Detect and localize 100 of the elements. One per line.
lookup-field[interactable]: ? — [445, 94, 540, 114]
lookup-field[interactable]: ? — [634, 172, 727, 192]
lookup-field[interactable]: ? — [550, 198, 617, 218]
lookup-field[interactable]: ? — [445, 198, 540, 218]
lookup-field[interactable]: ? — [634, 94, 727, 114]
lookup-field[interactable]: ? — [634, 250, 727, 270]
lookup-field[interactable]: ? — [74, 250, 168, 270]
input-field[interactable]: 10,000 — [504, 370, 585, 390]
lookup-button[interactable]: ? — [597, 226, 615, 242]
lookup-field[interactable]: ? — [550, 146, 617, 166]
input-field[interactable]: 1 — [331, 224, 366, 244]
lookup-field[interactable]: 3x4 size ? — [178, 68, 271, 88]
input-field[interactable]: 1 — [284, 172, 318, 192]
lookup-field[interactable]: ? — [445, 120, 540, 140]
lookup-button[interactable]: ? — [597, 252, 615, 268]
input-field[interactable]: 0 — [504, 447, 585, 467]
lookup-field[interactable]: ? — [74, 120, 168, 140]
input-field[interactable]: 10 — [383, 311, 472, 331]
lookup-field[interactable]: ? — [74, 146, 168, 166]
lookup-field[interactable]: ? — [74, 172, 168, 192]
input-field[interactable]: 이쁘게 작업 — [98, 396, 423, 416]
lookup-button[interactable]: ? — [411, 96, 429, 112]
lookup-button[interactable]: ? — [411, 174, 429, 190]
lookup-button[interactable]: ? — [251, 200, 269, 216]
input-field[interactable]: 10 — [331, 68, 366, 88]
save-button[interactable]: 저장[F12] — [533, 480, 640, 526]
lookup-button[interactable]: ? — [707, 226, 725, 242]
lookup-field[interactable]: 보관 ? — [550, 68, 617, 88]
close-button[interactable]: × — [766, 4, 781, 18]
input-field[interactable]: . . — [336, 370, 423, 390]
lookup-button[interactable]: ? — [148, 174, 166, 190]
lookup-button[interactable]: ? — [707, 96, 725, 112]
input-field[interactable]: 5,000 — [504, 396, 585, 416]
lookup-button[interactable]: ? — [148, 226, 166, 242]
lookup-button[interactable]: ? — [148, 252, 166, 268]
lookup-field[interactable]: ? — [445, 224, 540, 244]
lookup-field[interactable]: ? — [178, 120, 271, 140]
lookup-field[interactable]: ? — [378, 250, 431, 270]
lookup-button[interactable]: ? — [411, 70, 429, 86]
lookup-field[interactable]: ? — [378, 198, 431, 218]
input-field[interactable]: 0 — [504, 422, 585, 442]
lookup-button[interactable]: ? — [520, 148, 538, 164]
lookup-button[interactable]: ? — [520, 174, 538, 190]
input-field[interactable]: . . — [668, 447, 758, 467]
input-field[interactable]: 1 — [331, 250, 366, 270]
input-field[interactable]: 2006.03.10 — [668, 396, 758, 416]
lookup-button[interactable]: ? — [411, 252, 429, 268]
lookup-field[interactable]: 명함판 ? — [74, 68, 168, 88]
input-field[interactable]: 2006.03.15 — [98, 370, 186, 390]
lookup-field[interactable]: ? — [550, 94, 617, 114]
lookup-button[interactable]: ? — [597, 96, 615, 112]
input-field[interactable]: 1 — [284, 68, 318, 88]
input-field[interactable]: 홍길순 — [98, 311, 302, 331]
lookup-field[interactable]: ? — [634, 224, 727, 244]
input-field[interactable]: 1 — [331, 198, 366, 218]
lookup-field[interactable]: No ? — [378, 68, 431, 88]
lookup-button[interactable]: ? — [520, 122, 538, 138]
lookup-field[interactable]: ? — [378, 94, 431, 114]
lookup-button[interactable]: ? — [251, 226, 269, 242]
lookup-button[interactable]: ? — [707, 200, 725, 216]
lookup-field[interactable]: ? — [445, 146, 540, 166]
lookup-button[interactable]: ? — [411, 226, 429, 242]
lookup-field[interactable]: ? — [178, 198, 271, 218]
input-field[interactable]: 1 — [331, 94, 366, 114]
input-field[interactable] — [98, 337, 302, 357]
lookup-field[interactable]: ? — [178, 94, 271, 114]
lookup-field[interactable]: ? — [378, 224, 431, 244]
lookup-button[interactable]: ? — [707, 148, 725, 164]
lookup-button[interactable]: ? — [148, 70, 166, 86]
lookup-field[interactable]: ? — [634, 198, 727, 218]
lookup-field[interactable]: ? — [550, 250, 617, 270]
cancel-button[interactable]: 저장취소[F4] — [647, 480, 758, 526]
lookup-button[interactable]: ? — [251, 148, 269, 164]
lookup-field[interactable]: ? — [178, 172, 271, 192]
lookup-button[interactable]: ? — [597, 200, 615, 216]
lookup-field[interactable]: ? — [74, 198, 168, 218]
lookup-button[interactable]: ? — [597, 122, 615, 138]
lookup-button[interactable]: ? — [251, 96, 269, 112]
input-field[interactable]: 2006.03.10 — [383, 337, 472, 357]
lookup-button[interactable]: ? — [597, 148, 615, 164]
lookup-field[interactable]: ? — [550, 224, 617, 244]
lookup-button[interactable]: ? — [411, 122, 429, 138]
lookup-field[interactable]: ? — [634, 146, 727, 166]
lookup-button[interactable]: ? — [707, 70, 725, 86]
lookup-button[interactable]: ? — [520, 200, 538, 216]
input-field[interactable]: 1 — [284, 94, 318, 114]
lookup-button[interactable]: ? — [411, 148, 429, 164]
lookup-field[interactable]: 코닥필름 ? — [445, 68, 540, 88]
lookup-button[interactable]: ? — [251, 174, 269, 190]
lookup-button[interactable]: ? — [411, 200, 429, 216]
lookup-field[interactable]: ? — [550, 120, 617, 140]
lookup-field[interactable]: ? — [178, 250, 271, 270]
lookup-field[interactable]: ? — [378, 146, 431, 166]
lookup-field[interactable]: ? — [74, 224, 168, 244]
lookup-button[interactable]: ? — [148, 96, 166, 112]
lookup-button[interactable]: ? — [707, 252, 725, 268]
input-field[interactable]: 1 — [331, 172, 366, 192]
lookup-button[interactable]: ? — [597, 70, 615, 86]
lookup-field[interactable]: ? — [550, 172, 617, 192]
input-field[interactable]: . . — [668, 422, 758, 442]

**Challenge**
Copy the data above line for line, changing nothing.

**Final result**
Detect and localize 100 of the elements. One per line.
lookup-field[interactable]: ? — [445, 94, 540, 114]
lookup-field[interactable]: ? — [634, 172, 727, 192]
lookup-field[interactable]: ? — [550, 198, 617, 218]
lookup-field[interactable]: ? — [445, 198, 540, 218]
lookup-field[interactable]: ? — [634, 94, 727, 114]
lookup-field[interactable]: ? — [634, 250, 727, 270]
lookup-field[interactable]: ? — [74, 250, 168, 270]
input-field[interactable]: 10,000 — [504, 370, 585, 390]
lookup-button[interactable]: ? — [597, 226, 615, 242]
lookup-field[interactable]: ? — [550, 146, 617, 166]
input-field[interactable]: 1 — [331, 224, 366, 244]
lookup-field[interactable]: 3x4 size ? — [178, 68, 271, 88]
input-field[interactable]: 1 — [284, 172, 318, 192]
lookup-field[interactable]: ? — [445, 120, 540, 140]
lookup-button[interactable]: ? — [597, 252, 615, 268]
input-field[interactable]: 0 — [504, 447, 585, 467]
lookup-field[interactable]: ? — [74, 120, 168, 140]
input-field[interactable]: 10 — [383, 311, 472, 331]
lookup-field[interactable]: ? — [74, 146, 168, 166]
lookup-field[interactable]: ? — [74, 172, 168, 192]
input-field[interactable]: 이쁘게 작업 — [98, 396, 423, 416]
lookup-button[interactable]: ? — [411, 96, 429, 112]
lookup-button[interactable]: ? — [411, 174, 429, 190]
lookup-button[interactable]: ? — [251, 200, 269, 216]
input-field[interactable]: 10 — [331, 68, 366, 88]
save-button[interactable]: 저장[F12] — [533, 480, 640, 526]
lookup-button[interactable]: ? — [707, 226, 725, 242]
lookup-field[interactable]: 보관 ? — [550, 68, 617, 88]
close-button[interactable]: × — [766, 4, 781, 18]
input-field[interactable]: . . — [336, 370, 423, 390]
lookup-button[interactable]: ? — [148, 174, 166, 190]
lookup-button[interactable]: ? — [707, 96, 725, 112]
input-field[interactable]: 5,000 — [504, 396, 585, 416]
lookup-button[interactable]: ? — [148, 226, 166, 242]
lookup-button[interactable]: ? — [148, 252, 166, 268]
lookup-field[interactable]: ? — [445, 224, 540, 244]
lookup-field[interactable]: ? — [178, 120, 271, 140]
lookup-field[interactable]: ? — [378, 250, 431, 270]
lookup-button[interactable]: ? — [411, 70, 429, 86]
lookup-field[interactable]: ? — [378, 198, 431, 218]
input-field[interactable]: 0 — [504, 422, 585, 442]
lookup-button[interactable]: ? — [520, 148, 538, 164]
lookup-button[interactable]: ? — [520, 174, 538, 190]
input-field[interactable]: . . — [668, 447, 758, 467]
input-field[interactable]: 1 — [331, 250, 366, 270]
input-field[interactable]: 2006.03.10 — [668, 396, 758, 416]
lookup-button[interactable]: ? — [411, 252, 429, 268]
lookup-field[interactable]: 명함판 ? — [74, 68, 168, 88]
input-field[interactable]: 2006.03.15 — [98, 370, 186, 390]
lookup-field[interactable]: ? — [550, 94, 617, 114]
lookup-button[interactable]: ? — [597, 96, 615, 112]
input-field[interactable]: 1 — [284, 68, 318, 88]
input-field[interactable]: 홍길순 — [98, 311, 302, 331]
lookup-field[interactable]: ? — [634, 224, 727, 244]
input-field[interactable]: 1 — [331, 198, 366, 218]
lookup-field[interactable]: No ? — [378, 68, 431, 88]
lookup-button[interactable]: ? — [520, 122, 538, 138]
lookup-field[interactable]: ? — [378, 94, 431, 114]
lookup-button[interactable]: ? — [251, 226, 269, 242]
lookup-button[interactable]: ? — [707, 200, 725, 216]
lookup-field[interactable]: ? — [445, 146, 540, 166]
lookup-button[interactable]: ? — [411, 226, 429, 242]
lookup-field[interactable]: ? — [178, 198, 271, 218]
input-field[interactable]: 1 — [331, 94, 366, 114]
input-field[interactable] — [98, 337, 302, 357]
lookup-field[interactable]: ? — [178, 94, 271, 114]
lookup-field[interactable]: ? — [378, 224, 431, 244]
lookup-button[interactable]: ? — [707, 148, 725, 164]
lookup-button[interactable]: ? — [148, 70, 166, 86]
lookup-field[interactable]: ? — [634, 198, 727, 218]
lookup-field[interactable]: ? — [550, 250, 617, 270]
cancel-button[interactable]: 저장취소[F4] — [647, 480, 758, 526]
lookup-button[interactable]: ? — [251, 148, 269, 164]
lookup-field[interactable]: ? — [178, 172, 271, 192]
lookup-button[interactable]: ? — [597, 200, 615, 216]
lookup-field[interactable]: ? — [74, 198, 168, 218]
lookup-button[interactable]: ? — [597, 122, 615, 138]
lookup-button[interactable]: ? — [251, 96, 269, 112]
input-field[interactable]: 2006.03.10 — [383, 337, 472, 357]
lookup-button[interactable]: ? — [597, 148, 615, 164]
lookup-field[interactable]: ? — [550, 224, 617, 244]
lookup-button[interactable]: ? — [411, 122, 429, 138]
lookup-field[interactable]: ? — [634, 146, 727, 166]
lookup-button[interactable]: ? — [707, 70, 725, 86]
lookup-button[interactable]: ? — [520, 200, 538, 216]
input-field[interactable]: 1 — [284, 94, 318, 114]
lookup-button[interactable]: ? — [411, 148, 429, 164]
lookup-field[interactable]: 코닥필름 ? — [445, 68, 540, 88]
lookup-button[interactable]: ? — [251, 174, 269, 190]
lookup-button[interactable]: ? — [411, 200, 429, 216]
lookup-field[interactable]: ? — [550, 120, 617, 140]
lookup-field[interactable]: ? — [178, 250, 271, 270]
lookup-field[interactable]: ? — [378, 146, 431, 166]
lookup-field[interactable]: ? — [74, 224, 168, 244]
lookup-button[interactable]: ? — [148, 96, 166, 112]
lookup-button[interactable]: ? — [707, 252, 725, 268]
input-field[interactable]: 1 — [331, 172, 366, 192]
lookup-button[interactable]: ? — [597, 70, 615, 86]
lookup-field[interactable]: ? — [550, 172, 617, 192]
input-field[interactable]: . . — [668, 422, 758, 442]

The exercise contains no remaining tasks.